╭─ LISTED RECORDS

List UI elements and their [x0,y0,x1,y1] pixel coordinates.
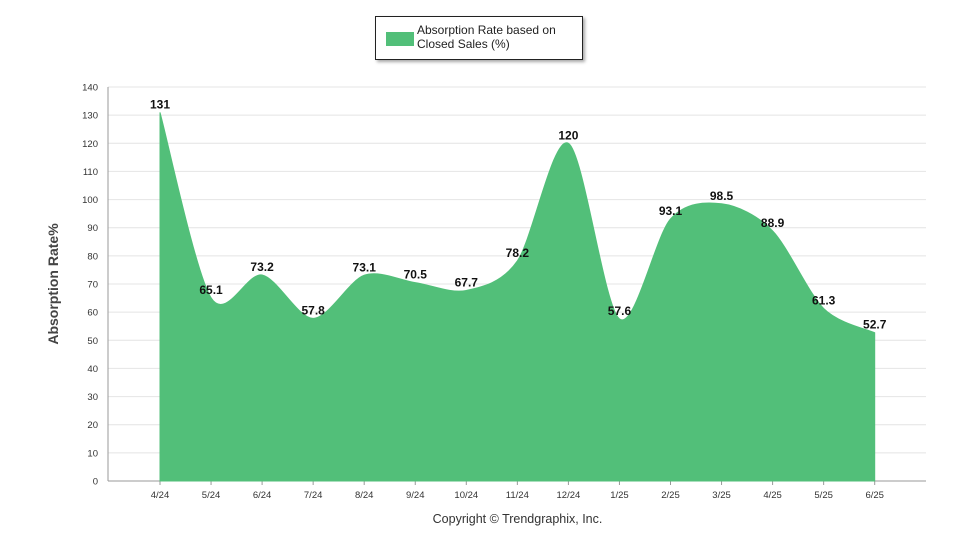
x-tick-label: 8/24 [355,490,374,501]
legend-label: Absorption Rate based on Closed Sales (%… [417,23,556,51]
y-tick-label: 70 [87,280,98,291]
area-series [159,112,876,482]
area-path [159,112,876,482]
data-label: 61.3 [812,293,836,307]
x-tick-label: 4/25 [763,490,782,501]
y-tick-label: 50 [87,336,98,347]
x-tick-label: 2/25 [661,490,680,501]
y-tick-label: 130 [82,111,98,122]
data-label: 57.6 [608,304,632,318]
x-tick-label: 10/24 [454,490,478,501]
x-tick-label: 6/25 [865,490,884,501]
y-tick-label: 140 [82,83,98,94]
y-tick-label: 0 [93,477,98,488]
y-tick-label: 90 [87,223,98,234]
y-tick-label: 20 [87,420,98,431]
data-label: 120 [558,128,578,142]
data-labels: 131 65.1 73.2 57.8 73.1 70.5 67.7 78.2 120 57.6 93… [150,97,887,331]
data-label: 70.5 [404,268,428,282]
x-tick-label: 5/25 [814,490,833,501]
y-axis-title: Absorption Rate% [45,223,61,345]
y-tick-label: 80 [87,251,98,262]
y-tick-label: 100 [82,195,98,206]
data-label: 57.8 [301,303,325,317]
legend-swatch [386,32,414,46]
x-tick-label: 7/24 [304,490,323,501]
data-label: 88.9 [761,216,785,230]
data-label: 52.7 [863,318,887,332]
data-label: 93.1 [659,204,683,218]
x-tick-label: 4/24 [151,490,170,501]
x-tick-label: 5/24 [202,490,221,501]
x-tick-label: 12/24 [557,490,581,501]
copyright-text: Copyright © Trendgraphix, Inc. [432,512,603,526]
axes: 0 10 20 30 40 50 60 70 80 90 100 110 120 130 140 4/24 5/… [82,83,884,502]
data-label: 73.1 [353,260,377,274]
x-tick-label: 6/24 [253,490,272,501]
x-tick-label: 9/24 [406,490,425,501]
x-tick-label: 11/24 [506,490,529,501]
x-tick-label: 1/25 [610,490,629,501]
y-tick-label: 120 [82,139,98,150]
data-label: 78.2 [506,246,530,260]
data-label: 65.1 [199,283,223,297]
data-label: 131 [150,97,170,111]
y-tick-label: 40 [87,364,98,375]
data-label: 98.5 [710,189,734,203]
x-tick-label: 3/25 [712,490,731,501]
y-tick-label: 110 [83,167,98,178]
data-label: 67.7 [455,275,479,289]
y-tick-label: 10 [87,448,98,459]
data-label: 73.2 [250,260,274,274]
y-tick-label: 60 [87,308,98,319]
y-tick-label: 30 [87,392,98,403]
chart-legend: Absorption Rate based on Closed Sales (%… [375,16,583,60]
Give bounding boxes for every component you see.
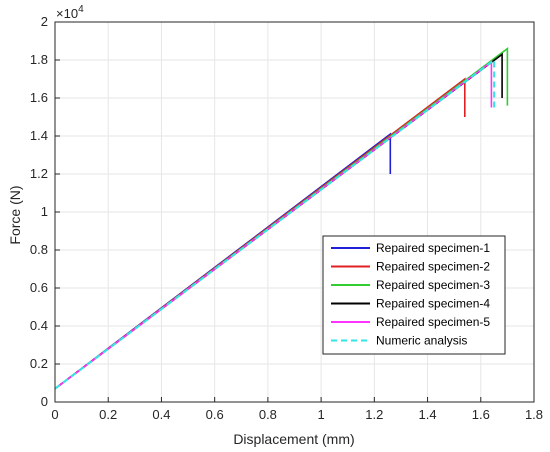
- x-tick-label: 1.6: [472, 407, 490, 422]
- x-tick-label: 0.8: [259, 407, 277, 422]
- legend: Repaired specimen-1 Repaired specimen-2 Re…: [322, 235, 506, 355]
- x-axis-label: Displacement (mm): [233, 431, 354, 447]
- x-tick-label: 1.2: [365, 407, 383, 422]
- y-tick-label: 1.6: [30, 90, 48, 105]
- series-line-6: [54, 58, 496, 390]
- legend-entry-label: Repaired specimen-1: [376, 241, 490, 255]
- legend-box: [322, 235, 506, 355]
- x-tick-label: 0.4: [152, 407, 170, 422]
- legend-entry-label: Repaired specimen-3: [376, 278, 490, 292]
- y-axis-exponent: ×104: [56, 4, 84, 21]
- y-axis-label: Force (N): [7, 185, 23, 244]
- x-tick-label: 1.4: [419, 407, 437, 422]
- y-tick-label: 2: [41, 14, 48, 29]
- y-tick-label: 0.2: [30, 356, 48, 371]
- y-tick-label: 1.4: [30, 128, 48, 143]
- y-tick-label: 1.8: [30, 52, 48, 67]
- y-tick-label: 1.2: [30, 166, 48, 181]
- x-tick-label: 1.8: [525, 407, 543, 422]
- legend-entry-label: Repaired specimen-4: [376, 297, 490, 311]
- y-axis-ticks: 0 0.2 0.4 0.6 0.8 1 1.2 1.4 1.6 1.8 2: [30, 14, 60, 409]
- y-tick-label: 0.4: [30, 318, 48, 333]
- legend-entry-label: Repaired specimen-5: [376, 315, 490, 329]
- y-tick-label: 0.8: [30, 242, 48, 257]
- legend-entry-label: Numeric analysis: [376, 334, 467, 348]
- legend-entry-label: Repaired specimen-2: [376, 260, 490, 274]
- x-tick-label: 0.2: [99, 407, 117, 422]
- x-axis-ticks: 0 0.2 0.4 0.6 0.8 1 1.2 1.4 1.6 1.8: [51, 397, 543, 422]
- series-layer: [54, 46, 509, 390]
- x-tick-label: 0.6: [206, 407, 224, 422]
- y-tick-label: 0: [41, 394, 48, 409]
- y-tick-label: 0.6: [30, 280, 48, 295]
- x-tick-label: 1: [317, 407, 324, 422]
- x-tick-label: 0: [51, 407, 58, 422]
- y-tick-label: 1: [41, 204, 48, 219]
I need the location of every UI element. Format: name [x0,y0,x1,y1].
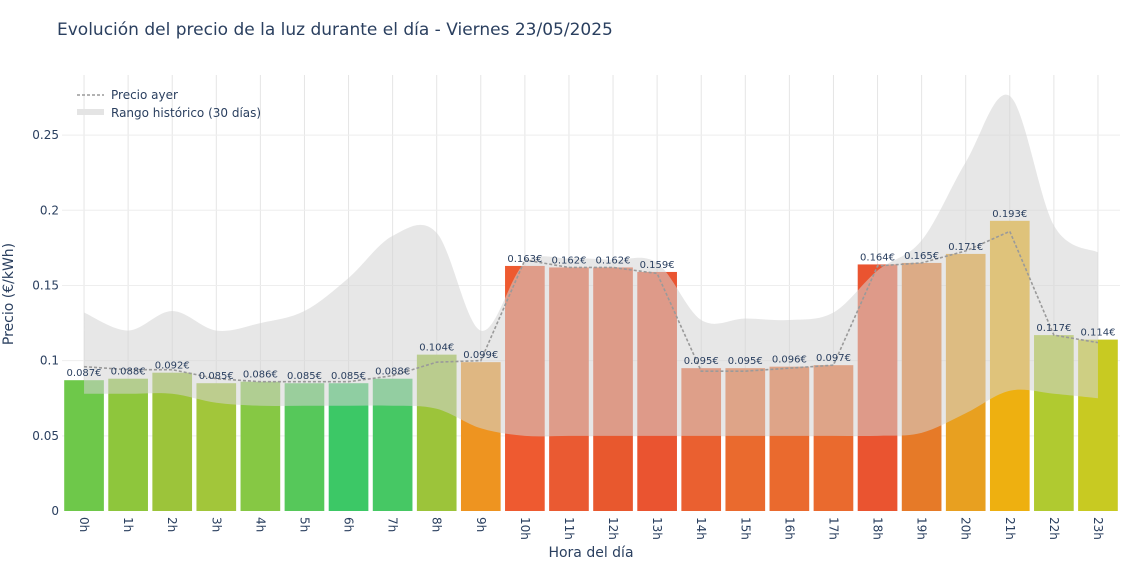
legend[interactable]: Precio ayer Rango histórico (30 días) [77,88,261,120]
value-label: 0.095€ [728,356,763,367]
x-tick-label: 18h [871,517,885,540]
value-label: 0.085€ [199,371,234,382]
x-tick-label: 9h [474,517,488,532]
x-tick-label: 5h [297,517,311,532]
x-tick-label: 17h [826,517,840,540]
x-tick-label: 4h [253,517,267,532]
value-label: 0.163€ [507,254,542,265]
x-axis-title: Hora del día [548,545,633,561]
value-label: 0.088€ [375,367,410,378]
value-label: 0.085€ [287,371,322,382]
x-tick-label: 23h [1091,517,1105,540]
x-tick-label: 22h [1047,517,1061,540]
value-label: 0.114€ [1080,328,1115,339]
y-axis-title: Precio (€/kWh) [1,243,17,345]
value-label: 0.162€ [596,255,631,266]
bar-3h [196,383,237,511]
value-label: 0.117€ [1036,323,1071,334]
value-label: 0.171€ [948,242,983,253]
y-tick-label: 0.1 [40,354,59,368]
chart-title: Evolución del precio de la luz durante e… [57,20,613,40]
legend-yesterday-label: Precio ayer [111,88,178,102]
value-label: 0.104€ [419,343,454,354]
value-label: 0.162€ [551,255,586,266]
value-label: 0.099€ [463,350,498,361]
value-label: 0.086€ [243,370,278,381]
x-tick-label: 13h [650,517,664,540]
value-labels-layer: 0.087€ 0.088€ 0.092€ 0.085€ 0.086€ 0.085€ 0.08… [67,209,1116,382]
value-label: 0.164€ [860,252,895,263]
value-label: 0.092€ [155,361,190,372]
value-label: 0.095€ [684,356,719,367]
x-tick-label: 20h [959,517,973,540]
value-label: 0.085€ [331,371,366,382]
yesterday-price-line [83,230,1099,383]
x-tick-label: 8h [430,517,444,532]
axes-layer: 0 0.05 0.1 0.15 0.2 0.25 0h 1h 2h 3h 4h 5h 6h 7h 8h 9h 1… [32,128,1105,540]
y-tick-label: 0.15 [32,278,59,292]
x-tick-label: 19h [915,517,929,540]
value-label: 0.088€ [111,367,146,378]
y-tick-label: 0 [51,504,59,518]
y-tick-label: 0.25 [32,128,59,142]
x-tick-label: 16h [782,517,796,540]
bar-0h [64,380,104,511]
y-tick-label: 0.2 [40,203,59,217]
x-tick-label: 21h [1003,517,1017,540]
x-tick-label: 6h [342,517,356,532]
x-tick-label: 7h [386,517,400,532]
value-label: 0.159€ [640,260,675,271]
legend-range-label: Rango histórico (30 días) [111,106,261,120]
x-tick-label: 11h [562,517,576,540]
value-label: 0.193€ [992,209,1027,220]
x-tick-label: 15h [738,517,752,540]
value-label: 0.087€ [67,368,102,379]
value-label: 0.165€ [904,251,939,262]
x-tick-label: 3h [209,517,223,532]
x-tick-label: 14h [694,517,708,540]
bar-1h [108,378,148,511]
x-tick-label: 10h [518,517,532,540]
historical-range-band [84,94,1098,437]
x-tick-label: 0h [77,517,91,532]
x-tick-label: 2h [165,517,179,532]
historical-range-layer [84,94,1098,437]
x-tick-label: 1h [121,517,135,532]
legend-range-swatch [77,109,104,115]
value-label: 0.096€ [772,355,807,366]
x-tick-label: 12h [606,517,620,540]
y-tick-label: 0.05 [32,429,59,443]
value-label: 0.097€ [816,353,851,364]
yesterday-line-layer [83,230,1099,383]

╰─

§ **WORK TO COMPLETE**:
Show every line of the records above that contains the string "Absorption".

§ **CORRECT ANSWER**:
legend-label: Absorption Rate based on Closed Sales (%… [417,23,556,51]
y-axis-title: Absorption Rate% [45,223,61,345]
chart-legend: Absorption Rate based on Closed Sales (%… [375,16,583,60]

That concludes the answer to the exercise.